**Task**
What follows is a set of entries. Give them again exactly, without the pictures.

* Begin Data shown *

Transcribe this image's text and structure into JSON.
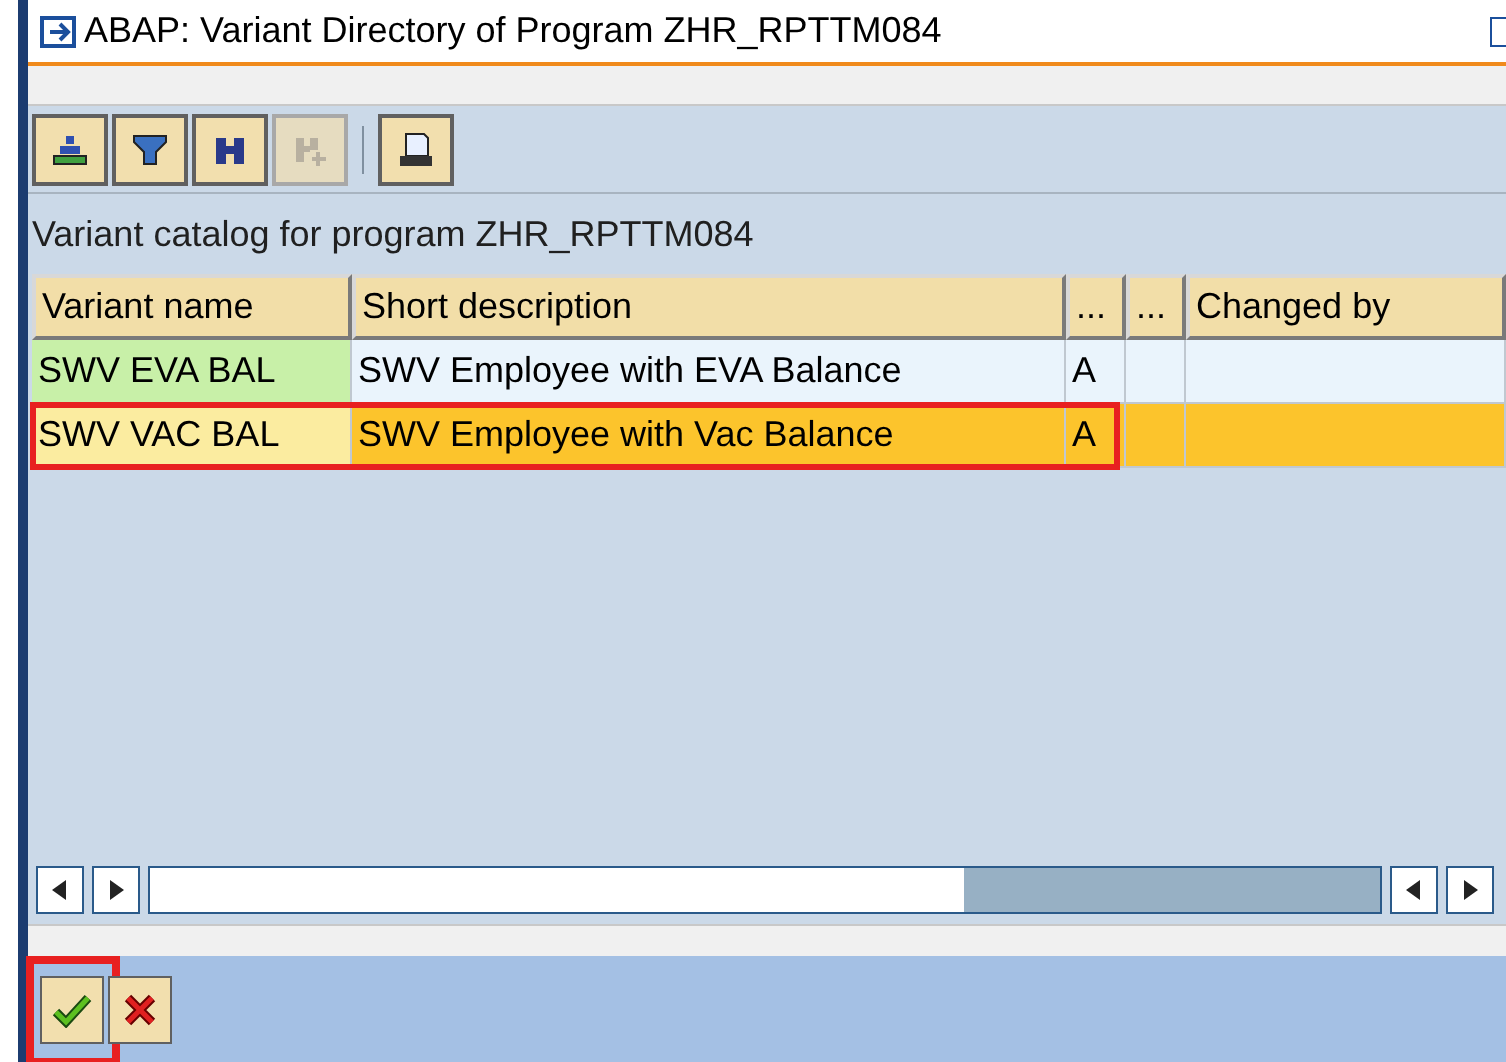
{
  "window": {
    "title": "ABAP: Variant Directory of Program ZHR_RPTTM084"
  },
  "toolbar": [
    {
      "kind": "sort",
      "disabled": false
    },
    {
      "kind": "filter",
      "disabled": false
    },
    {
      "kind": "find",
      "disabled": false
    },
    {
      "kind": "find_next",
      "disabled": true
    },
    {
      "kind": "print",
      "disabled": false
    }
  ],
  "catalog_label": "Variant catalog for program ZHR_RPTTM084",
  "table": {
    "columns": [
      "Variant name",
      "Short description",
      "...",
      "...",
      "Changed by"
    ],
    "rows": [
      {
        "cells": [
          "SWV EVA BAL",
          "SWV Employee with EVA Balance",
          "A"
        ],
        "selected": false,
        "highlighted": false
      },
      {
        "cells": [
          "SWV VAC BAL",
          "SWV Employee with Vac  Balance",
          "A"
        ],
        "selected": true,
        "highlighted": true
      }
    ]
  },
  "footer_buttons": [
    {
      "kind": "ok",
      "highlighted": true
    },
    {
      "kind": "cancel",
      "highlighted": false
    }
  ]
}
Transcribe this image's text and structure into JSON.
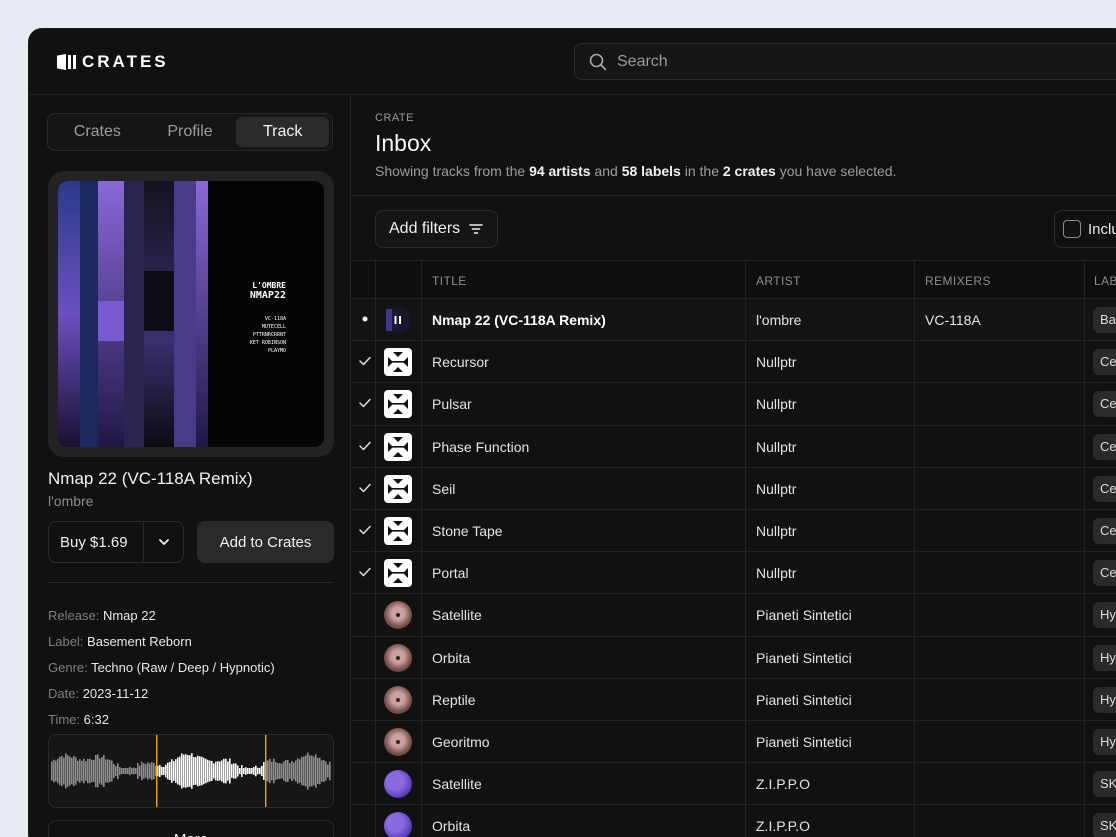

* End Data shown *

**Full output**
Transcribe this image's text and structure into JSON.
{
  "window": {
    "title": "ABAP: Variant Directory of Program ZHR_RPTTM084"
  },
  "toolbar": [
    {
      "kind": "sort",
      "disabled": false
    },
    {
      "kind": "filter",
      "disabled": false
    },
    {
      "kind": "find",
      "disabled": false
    },
    {
      "kind": "find_next",
      "disabled": true
    },
    {
      "kind": "print",
      "disabled": false
    }
  ],
  "catalog_label": "Variant catalog for program ZHR_RPTTM084",
  "table": {
    "columns": [
      "Variant name",
      "Short description",
      "...",
      "...",
      "Changed by"
    ],
    "rows": [
      {
        "cells": [
          "SWV EVA BAL",
          "SWV Employee with EVA Balance",
          "A"
        ],
        "selected": false,
        "highlighted": false
      },
      {
        "cells": [
          "SWV VAC BAL",
          "SWV Employee with Vac  Balance",
          "A"
        ],
        "selected": true,
        "highlighted": true
      }
    ]
  },
  "footer_buttons": [
    {
      "kind": "ok",
      "highlighted": true
    },
    {
      "kind": "cancel",
      "highlighted": false
    }
  ]
}
Transcribe this image's text and structure into JSON.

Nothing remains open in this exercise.